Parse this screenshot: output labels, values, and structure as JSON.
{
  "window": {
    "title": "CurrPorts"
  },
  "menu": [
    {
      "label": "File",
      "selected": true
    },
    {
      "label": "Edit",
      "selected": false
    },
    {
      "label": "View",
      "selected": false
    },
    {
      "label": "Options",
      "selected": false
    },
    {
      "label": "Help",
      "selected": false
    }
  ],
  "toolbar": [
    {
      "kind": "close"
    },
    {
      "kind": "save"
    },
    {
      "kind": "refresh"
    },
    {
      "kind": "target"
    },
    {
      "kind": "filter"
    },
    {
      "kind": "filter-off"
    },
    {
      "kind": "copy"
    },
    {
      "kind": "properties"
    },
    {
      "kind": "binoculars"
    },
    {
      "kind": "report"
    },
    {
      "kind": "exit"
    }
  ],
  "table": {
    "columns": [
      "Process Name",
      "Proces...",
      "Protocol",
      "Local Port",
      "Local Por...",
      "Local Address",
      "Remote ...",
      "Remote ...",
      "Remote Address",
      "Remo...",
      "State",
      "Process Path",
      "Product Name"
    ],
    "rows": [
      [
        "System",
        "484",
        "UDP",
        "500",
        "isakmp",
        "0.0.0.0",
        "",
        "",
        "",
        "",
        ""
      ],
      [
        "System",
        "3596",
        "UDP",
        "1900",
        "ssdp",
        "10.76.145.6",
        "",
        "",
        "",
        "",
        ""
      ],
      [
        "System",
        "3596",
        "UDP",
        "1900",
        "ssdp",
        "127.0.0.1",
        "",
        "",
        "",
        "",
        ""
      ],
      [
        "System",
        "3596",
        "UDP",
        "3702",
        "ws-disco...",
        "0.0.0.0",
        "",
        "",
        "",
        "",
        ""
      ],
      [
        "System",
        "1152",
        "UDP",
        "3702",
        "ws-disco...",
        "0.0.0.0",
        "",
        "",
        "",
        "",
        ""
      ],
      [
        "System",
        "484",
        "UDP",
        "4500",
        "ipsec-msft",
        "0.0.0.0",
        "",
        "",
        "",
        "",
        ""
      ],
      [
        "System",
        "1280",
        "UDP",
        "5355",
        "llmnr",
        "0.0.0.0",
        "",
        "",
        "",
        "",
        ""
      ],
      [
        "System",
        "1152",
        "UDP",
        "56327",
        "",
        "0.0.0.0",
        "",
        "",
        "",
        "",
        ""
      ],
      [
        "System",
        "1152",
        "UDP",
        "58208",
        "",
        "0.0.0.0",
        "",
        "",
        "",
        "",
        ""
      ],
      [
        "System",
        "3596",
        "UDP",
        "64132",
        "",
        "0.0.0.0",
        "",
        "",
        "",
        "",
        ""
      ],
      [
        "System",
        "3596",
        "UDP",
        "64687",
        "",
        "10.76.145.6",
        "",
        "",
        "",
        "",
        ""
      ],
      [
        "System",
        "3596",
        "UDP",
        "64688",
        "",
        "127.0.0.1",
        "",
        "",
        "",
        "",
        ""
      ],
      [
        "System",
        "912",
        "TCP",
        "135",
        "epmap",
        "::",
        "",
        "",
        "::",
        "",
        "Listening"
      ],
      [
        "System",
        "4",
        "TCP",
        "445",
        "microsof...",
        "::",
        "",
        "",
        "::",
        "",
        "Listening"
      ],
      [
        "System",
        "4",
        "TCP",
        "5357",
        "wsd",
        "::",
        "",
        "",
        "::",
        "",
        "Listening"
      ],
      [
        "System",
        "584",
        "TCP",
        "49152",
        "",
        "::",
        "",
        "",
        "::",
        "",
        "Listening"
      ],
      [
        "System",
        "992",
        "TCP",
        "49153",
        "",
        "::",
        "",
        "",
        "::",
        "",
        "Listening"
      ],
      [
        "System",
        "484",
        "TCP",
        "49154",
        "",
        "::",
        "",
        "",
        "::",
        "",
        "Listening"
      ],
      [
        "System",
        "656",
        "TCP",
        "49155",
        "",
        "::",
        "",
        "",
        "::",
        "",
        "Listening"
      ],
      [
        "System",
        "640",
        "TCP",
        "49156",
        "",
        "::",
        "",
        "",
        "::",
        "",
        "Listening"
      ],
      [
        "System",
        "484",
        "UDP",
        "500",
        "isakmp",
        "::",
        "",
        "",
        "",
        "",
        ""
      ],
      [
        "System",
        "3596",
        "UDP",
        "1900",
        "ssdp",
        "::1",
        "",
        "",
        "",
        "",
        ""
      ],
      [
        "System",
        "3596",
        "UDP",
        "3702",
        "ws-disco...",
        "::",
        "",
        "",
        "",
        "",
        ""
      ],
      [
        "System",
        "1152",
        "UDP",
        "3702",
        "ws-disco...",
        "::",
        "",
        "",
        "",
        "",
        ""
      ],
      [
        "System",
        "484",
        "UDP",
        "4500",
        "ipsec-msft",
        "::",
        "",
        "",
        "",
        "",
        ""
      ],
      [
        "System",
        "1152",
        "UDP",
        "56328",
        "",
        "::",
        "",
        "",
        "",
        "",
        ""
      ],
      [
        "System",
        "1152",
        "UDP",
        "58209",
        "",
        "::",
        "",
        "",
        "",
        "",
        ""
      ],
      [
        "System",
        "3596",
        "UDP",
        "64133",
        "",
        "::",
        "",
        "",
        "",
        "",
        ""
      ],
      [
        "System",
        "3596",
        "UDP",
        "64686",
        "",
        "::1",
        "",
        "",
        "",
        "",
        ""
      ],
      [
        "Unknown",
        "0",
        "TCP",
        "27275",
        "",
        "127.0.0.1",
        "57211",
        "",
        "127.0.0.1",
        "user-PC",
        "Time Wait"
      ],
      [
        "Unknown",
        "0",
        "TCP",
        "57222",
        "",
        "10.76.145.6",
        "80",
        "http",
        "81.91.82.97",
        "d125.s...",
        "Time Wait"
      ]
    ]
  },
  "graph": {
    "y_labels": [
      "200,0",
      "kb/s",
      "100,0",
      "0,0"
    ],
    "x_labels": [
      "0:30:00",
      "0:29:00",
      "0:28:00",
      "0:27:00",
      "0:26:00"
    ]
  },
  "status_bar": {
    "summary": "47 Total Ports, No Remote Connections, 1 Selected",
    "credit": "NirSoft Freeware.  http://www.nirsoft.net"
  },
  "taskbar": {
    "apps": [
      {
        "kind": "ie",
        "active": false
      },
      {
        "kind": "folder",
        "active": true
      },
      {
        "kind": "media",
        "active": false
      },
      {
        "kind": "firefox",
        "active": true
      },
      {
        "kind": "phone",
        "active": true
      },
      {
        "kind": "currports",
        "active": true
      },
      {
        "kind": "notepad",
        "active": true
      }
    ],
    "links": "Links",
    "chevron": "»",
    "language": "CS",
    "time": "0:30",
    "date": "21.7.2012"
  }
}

****************************************

**WRITTEN TASK:** Search the lines for the string "Remote" and copy every line that has it.

**SOLUTION FOR THIS TASK:**
      "Remote ...",
      "Remote ...",
      "Remote Address",
    "summary": "47 Total Ports, No Remote Connections, 1 Selected",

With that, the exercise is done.